(Dataset rows about figures)
· · ·

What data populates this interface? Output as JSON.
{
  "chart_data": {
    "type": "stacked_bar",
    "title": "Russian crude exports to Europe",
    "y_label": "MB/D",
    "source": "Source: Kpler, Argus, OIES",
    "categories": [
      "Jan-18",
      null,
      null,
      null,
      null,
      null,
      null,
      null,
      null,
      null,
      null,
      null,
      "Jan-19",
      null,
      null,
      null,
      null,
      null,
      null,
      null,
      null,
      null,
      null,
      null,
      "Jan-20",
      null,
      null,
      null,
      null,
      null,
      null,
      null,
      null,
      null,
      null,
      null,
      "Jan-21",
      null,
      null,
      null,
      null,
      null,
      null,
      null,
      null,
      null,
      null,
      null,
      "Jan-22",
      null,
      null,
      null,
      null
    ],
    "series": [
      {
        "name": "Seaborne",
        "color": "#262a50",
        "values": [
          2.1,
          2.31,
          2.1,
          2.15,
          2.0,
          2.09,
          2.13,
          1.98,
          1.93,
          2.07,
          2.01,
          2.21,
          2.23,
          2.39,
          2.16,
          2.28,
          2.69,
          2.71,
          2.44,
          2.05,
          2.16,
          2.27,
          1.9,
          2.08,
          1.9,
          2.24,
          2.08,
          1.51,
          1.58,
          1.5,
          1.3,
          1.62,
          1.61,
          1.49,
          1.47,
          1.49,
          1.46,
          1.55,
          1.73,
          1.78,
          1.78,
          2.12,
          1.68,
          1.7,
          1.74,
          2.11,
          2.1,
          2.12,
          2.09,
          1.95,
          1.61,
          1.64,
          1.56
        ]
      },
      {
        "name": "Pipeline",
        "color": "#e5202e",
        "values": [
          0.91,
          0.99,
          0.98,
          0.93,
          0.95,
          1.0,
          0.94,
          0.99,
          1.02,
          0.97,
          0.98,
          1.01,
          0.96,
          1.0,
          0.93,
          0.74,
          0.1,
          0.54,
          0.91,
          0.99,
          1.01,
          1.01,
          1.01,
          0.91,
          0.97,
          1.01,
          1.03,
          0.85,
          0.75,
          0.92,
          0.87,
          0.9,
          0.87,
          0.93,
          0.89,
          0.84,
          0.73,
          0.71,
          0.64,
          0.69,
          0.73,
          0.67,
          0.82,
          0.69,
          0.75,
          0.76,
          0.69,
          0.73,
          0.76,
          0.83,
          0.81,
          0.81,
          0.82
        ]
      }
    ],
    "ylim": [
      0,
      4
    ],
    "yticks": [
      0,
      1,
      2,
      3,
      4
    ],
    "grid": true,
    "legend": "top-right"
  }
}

· · ·

▶ Objective
Transcribe the whole listing with nothing added or left out.

▶ Response below
What data populates this interface? Output as JSON.
{
  "chart_data": {
    "type": "stacked_bar",
    "title": "Russian crude exports to Europe",
    "y_label": "MB/D",
    "source": "Source: Kpler, Argus, OIES",
    "categories": [
      "Jan-18",
      null,
      null,
      null,
      null,
      null,
      null,
      null,
      null,
      null,
      null,
      null,
      "Jan-19",
      null,
      null,
      null,
      null,
      null,
      null,
      null,
      null,
      null,
      null,
      null,
      "Jan-20",
      null,
      null,
      null,
      null,
      null,
      null,
      null,
      null,
      null,
      null,
      null,
      "Jan-21",
      null,
      null,
      null,
      null,
      null,
      null,
      null,
      null,
      null,
      null,
      null,
      "Jan-22",
      null,
      null,
      null,
      null
    ],
    "series": [
      {
        "name": "Seaborne",
        "color": "#262a50",
        "values": [
          2.1,
          2.31,
          2.1,
          2.15,
          2.0,
          2.09,
          2.13,
          1.98,
          1.93,
          2.07,
          2.01,
          2.21,
          2.23,
          2.39,
          2.16,
          2.28,
          2.69,
          2.71,
          2.44,
          2.05,
          2.16,
          2.27,
          1.9,
          2.08,
          1.9,
          2.24,
          2.08,
          1.51,
          1.58,
          1.5,
          1.3,
          1.62,
          1.61,
          1.49,
          1.47,
          1.49,
          1.46,
          1.55,
          1.73,
          1.78,
          1.78,
          2.12,
          1.68,
          1.7,
          1.74,
          2.11,
          2.1,
          2.12,
          2.09,
          1.95,
          1.61,
          1.64,
          1.56
        ]
      },
      {
        "name": "Pipeline",
        "color": "#e5202e",
        "values": [
          0.91,
          0.99,
          0.98,
          0.93,
          0.95,
          1.0,
          0.94,
          0.99,
          1.02,
          0.97,
          0.98,
          1.01,
          0.96,
          1.0,
          0.93,
          0.74,
          0.1,
          0.54,
          0.91,
          0.99,
          1.01,
          1.01,
          1.01,
          0.91,
          0.97,
          1.01,
          1.03,
          0.85,
          0.75,
          0.92,
          0.87,
          0.9,
          0.87,
          0.93,
          0.89,
          0.84,
          0.73,
          0.71,
          0.64,
          0.69,
          0.73,
          0.67,
          0.82,
          0.69,
          0.75,
          0.76,
          0.69,
          0.73,
          0.76,
          0.83,
          0.81,
          0.81,
          0.82
        ]
      }
    ],
    "ylim": [
      0,
      4
    ],
    "yticks": [
      0,
      1,
      2,
      3,
      4
    ],
    "grid": true,
    "legend": "top-right"
  }
}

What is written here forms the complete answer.